= PROVIDED INFORMATION =
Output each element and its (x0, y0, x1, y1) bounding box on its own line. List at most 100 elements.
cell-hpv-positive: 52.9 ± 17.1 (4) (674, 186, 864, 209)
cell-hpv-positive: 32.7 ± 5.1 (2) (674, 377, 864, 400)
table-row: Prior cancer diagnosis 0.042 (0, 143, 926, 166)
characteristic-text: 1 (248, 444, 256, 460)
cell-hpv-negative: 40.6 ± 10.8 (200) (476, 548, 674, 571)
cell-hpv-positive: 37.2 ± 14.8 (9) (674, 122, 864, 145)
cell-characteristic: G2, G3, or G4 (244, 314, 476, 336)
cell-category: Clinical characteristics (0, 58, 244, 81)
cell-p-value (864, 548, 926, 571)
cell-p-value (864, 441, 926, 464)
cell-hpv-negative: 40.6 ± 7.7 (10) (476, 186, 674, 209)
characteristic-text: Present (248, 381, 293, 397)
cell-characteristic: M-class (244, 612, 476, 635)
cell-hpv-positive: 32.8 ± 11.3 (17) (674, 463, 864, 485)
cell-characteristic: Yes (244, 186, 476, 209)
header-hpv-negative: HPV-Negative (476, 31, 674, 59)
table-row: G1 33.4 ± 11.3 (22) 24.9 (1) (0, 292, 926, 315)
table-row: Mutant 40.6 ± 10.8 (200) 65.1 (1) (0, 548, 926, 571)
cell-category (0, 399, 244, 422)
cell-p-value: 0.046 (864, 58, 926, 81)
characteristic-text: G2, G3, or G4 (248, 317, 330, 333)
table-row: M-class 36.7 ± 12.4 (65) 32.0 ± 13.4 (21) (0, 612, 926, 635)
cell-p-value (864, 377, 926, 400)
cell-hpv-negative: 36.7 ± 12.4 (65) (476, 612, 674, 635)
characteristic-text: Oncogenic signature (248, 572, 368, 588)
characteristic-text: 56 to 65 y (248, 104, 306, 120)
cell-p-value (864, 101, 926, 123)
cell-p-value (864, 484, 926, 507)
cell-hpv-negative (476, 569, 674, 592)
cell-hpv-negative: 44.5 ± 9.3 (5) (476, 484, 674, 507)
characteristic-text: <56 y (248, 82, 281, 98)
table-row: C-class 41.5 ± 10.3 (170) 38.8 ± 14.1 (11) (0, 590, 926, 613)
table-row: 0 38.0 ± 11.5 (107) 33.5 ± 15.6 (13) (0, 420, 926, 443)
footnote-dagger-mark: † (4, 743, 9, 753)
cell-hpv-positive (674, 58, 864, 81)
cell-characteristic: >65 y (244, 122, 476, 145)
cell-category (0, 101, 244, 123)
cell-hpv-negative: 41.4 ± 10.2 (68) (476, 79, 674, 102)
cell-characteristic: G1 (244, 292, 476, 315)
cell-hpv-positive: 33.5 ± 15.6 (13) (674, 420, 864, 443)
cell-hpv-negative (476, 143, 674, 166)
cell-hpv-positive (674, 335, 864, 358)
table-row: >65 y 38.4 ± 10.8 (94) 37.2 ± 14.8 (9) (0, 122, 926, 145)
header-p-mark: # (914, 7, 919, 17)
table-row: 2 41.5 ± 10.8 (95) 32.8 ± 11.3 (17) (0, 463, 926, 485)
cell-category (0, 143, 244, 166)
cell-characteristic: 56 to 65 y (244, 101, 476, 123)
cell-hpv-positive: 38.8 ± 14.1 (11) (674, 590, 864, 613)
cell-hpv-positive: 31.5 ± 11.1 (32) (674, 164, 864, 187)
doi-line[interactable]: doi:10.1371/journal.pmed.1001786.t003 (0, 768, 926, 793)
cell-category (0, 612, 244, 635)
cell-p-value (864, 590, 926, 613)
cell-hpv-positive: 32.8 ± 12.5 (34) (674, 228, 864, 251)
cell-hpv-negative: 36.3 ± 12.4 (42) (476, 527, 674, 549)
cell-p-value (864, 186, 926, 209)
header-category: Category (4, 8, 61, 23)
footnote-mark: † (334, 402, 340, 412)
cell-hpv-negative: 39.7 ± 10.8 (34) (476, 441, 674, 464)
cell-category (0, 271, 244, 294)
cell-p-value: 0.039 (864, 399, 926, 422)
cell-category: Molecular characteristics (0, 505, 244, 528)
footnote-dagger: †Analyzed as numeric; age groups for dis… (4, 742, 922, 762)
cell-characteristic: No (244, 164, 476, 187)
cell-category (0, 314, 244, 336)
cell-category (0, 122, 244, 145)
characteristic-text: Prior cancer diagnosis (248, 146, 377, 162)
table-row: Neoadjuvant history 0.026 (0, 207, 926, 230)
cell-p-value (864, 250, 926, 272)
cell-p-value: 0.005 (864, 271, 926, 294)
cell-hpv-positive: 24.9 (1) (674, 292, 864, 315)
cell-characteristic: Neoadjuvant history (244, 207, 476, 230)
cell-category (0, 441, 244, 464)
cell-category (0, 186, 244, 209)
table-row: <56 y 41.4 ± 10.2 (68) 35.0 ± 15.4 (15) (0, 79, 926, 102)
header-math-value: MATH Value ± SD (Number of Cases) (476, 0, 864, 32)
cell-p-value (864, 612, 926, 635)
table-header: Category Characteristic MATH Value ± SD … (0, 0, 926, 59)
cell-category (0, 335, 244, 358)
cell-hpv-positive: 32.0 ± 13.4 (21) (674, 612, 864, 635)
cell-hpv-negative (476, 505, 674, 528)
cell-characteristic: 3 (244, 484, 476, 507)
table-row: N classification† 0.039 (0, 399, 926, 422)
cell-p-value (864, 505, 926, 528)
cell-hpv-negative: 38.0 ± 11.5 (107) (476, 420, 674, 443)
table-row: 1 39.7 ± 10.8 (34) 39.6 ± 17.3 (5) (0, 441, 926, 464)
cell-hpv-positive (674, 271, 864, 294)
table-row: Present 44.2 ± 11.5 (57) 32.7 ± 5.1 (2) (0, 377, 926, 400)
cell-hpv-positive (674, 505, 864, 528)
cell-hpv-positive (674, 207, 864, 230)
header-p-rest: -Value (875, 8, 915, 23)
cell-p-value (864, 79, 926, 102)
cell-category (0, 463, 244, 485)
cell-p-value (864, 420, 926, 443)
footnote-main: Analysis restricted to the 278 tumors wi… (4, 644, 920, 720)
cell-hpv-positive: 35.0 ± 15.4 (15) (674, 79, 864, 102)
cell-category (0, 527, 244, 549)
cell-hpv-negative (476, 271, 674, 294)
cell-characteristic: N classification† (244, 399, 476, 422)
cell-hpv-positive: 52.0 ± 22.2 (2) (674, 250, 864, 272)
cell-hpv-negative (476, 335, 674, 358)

= PROBLEM DESCRIPTION =
Considering the records line by line, how many lines hold the string "footnote"? Say only the number.

= SOLUTION FOR THIS EXERCISE =
4